Copy every line of the entries below without changing anything.

════════════════

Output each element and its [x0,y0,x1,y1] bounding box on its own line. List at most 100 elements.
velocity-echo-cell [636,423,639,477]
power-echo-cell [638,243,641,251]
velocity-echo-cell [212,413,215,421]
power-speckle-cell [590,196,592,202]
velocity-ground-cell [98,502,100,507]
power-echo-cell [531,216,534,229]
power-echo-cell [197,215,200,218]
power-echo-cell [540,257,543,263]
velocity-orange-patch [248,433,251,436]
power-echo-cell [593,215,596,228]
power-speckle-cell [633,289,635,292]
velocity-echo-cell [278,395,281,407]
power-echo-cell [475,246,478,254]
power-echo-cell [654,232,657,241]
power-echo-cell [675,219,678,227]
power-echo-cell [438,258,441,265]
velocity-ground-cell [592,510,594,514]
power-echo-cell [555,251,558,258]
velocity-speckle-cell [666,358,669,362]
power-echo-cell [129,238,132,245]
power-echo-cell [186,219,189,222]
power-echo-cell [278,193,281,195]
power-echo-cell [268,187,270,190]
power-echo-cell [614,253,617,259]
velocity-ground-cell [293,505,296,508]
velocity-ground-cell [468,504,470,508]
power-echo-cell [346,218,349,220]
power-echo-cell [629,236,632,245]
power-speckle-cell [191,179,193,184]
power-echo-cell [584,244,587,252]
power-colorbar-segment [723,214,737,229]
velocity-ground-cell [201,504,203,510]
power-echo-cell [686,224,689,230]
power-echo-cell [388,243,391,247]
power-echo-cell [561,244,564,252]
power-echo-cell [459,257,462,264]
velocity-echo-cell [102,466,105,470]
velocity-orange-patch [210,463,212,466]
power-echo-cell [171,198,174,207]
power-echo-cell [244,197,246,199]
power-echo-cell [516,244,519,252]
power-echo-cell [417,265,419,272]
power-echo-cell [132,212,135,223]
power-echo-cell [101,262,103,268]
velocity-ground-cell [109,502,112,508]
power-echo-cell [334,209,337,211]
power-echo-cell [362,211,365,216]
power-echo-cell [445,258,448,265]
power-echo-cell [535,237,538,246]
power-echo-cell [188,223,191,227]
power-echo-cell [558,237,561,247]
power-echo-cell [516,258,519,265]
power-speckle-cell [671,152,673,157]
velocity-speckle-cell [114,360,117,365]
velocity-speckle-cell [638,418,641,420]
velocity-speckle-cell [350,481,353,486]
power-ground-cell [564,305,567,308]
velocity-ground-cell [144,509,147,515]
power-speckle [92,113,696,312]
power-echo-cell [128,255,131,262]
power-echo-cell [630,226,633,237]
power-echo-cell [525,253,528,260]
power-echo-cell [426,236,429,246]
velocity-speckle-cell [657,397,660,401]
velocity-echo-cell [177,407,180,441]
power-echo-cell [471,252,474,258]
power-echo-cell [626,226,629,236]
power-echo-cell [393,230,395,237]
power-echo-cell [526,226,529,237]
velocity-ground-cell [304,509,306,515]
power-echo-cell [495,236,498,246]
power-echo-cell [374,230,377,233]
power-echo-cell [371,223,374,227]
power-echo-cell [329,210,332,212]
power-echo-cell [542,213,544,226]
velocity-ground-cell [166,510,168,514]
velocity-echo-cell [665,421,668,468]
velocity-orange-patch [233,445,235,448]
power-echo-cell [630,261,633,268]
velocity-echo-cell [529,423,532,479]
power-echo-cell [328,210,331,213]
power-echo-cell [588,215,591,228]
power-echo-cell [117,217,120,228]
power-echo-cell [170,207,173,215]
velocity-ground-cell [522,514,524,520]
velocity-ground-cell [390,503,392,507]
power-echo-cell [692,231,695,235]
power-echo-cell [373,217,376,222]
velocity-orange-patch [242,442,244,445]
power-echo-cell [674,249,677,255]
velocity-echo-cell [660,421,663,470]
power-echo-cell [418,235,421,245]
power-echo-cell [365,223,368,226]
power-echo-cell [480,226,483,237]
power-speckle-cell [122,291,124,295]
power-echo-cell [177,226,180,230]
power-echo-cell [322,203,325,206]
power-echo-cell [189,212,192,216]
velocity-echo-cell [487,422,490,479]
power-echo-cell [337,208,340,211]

════════════════

Correct output:
Output each element and its [x0,y0,x1,y1] bounding box on its own line. List at most 100 elements.
velocity-echo-cell [636,423,639,477]
power-echo-cell [638,243,641,251]
velocity-echo-cell [212,413,215,421]
power-speckle-cell [590,196,592,202]
velocity-ground-cell [98,502,100,507]
power-echo-cell [531,216,534,229]
power-echo-cell [197,215,200,218]
power-echo-cell [540,257,543,263]
velocity-orange-patch [248,433,251,436]
power-echo-cell [593,215,596,228]
power-speckle-cell [633,289,635,292]
velocity-echo-cell [278,395,281,407]
power-echo-cell [475,246,478,254]
power-echo-cell [654,232,657,241]
power-echo-cell [675,219,678,227]
power-echo-cell [438,258,441,265]
velocity-ground-cell [592,510,594,514]
power-echo-cell [555,251,558,258]
velocity-speckle-cell [666,358,669,362]
power-echo-cell [129,238,132,245]
power-echo-cell [186,219,189,222]
power-echo-cell [278,193,281,195]
power-echo-cell [268,187,270,190]
power-echo-cell [614,253,617,259]
velocity-ground-cell [293,505,296,508]
velocity-ground-cell [468,504,470,508]
power-echo-cell [346,218,349,220]
power-echo-cell [629,236,632,245]
power-speckle-cell [191,179,193,184]
power-echo-cell [584,244,587,252]
power-colorbar-segment [723,214,737,229]
velocity-ground-cell [201,504,203,510]
power-echo-cell [686,224,689,230]
power-echo-cell [388,243,391,247]
power-echo-cell [561,244,564,252]
power-echo-cell [459,257,462,264]
velocity-echo-cell [102,466,105,470]
velocity-orange-patch [210,463,212,466]
power-echo-cell [171,198,174,207]
power-echo-cell [244,197,246,199]
power-echo-cell [516,244,519,252]
power-echo-cell [417,265,419,272]
power-echo-cell [132,212,135,223]
power-echo-cell [101,262,103,268]
velocity-ground-cell [109,502,112,508]
power-echo-cell [334,209,337,211]
power-echo-cell [362,211,365,216]
power-echo-cell [445,258,448,265]
power-echo-cell [535,237,538,246]
power-echo-cell [188,223,191,227]
power-echo-cell [558,237,561,247]
power-echo-cell [516,258,519,265]
power-speckle-cell [671,152,673,157]
velocity-speckle-cell [114,360,117,365]
velocity-speckle-cell [638,418,641,420]
velocity-speckle-cell [350,481,353,486]
power-ground-cell [564,305,567,308]
velocity-ground-cell [144,509,147,515]
power-speckle [92,113,696,312]
power-echo-cell [128,255,131,262]
power-echo-cell [630,226,633,237]
power-echo-cell [525,253,528,260]
power-echo-cell [426,236,429,246]
velocity-speckle-cell [657,397,660,401]
velocity-echo-cell [177,407,180,441]
power-echo-cell [471,252,474,258]
power-echo-cell [626,226,629,236]
power-echo-cell [393,230,395,237]
power-echo-cell [526,226,529,237]
velocity-ground-cell [304,509,306,515]
power-echo-cell [495,236,498,246]
power-echo-cell [374,230,377,233]
power-echo-cell [371,223,374,227]
power-echo-cell [329,210,332,212]
power-echo-cell [542,213,544,226]
velocity-ground-cell [166,510,168,514]
velocity-echo-cell [665,421,668,468]
velocity-orange-patch [233,445,235,448]
power-echo-cell [630,261,633,268]
velocity-echo-cell [529,423,532,479]
power-echo-cell [328,210,331,213]
power-echo-cell [588,215,591,228]
power-echo-cell [117,217,120,228]
power-echo-cell [170,207,173,215]
velocity-ground-cell [522,514,524,520]
velocity-ground-cell [390,503,392,507]
power-echo-cell [692,231,695,235]
power-echo-cell [373,217,376,222]
velocity-orange-patch [242,442,244,445]
power-echo-cell [674,249,677,255]
velocity-echo-cell [660,421,663,470]
power-echo-cell [418,235,421,245]
power-echo-cell [365,223,368,226]
power-echo-cell [480,226,483,237]
power-speckle-cell [122,291,124,295]
power-echo-cell [177,226,180,230]
power-echo-cell [322,203,325,206]
power-echo-cell [189,212,192,216]
velocity-echo-cell [487,422,490,479]
power-echo-cell [337,208,340,211]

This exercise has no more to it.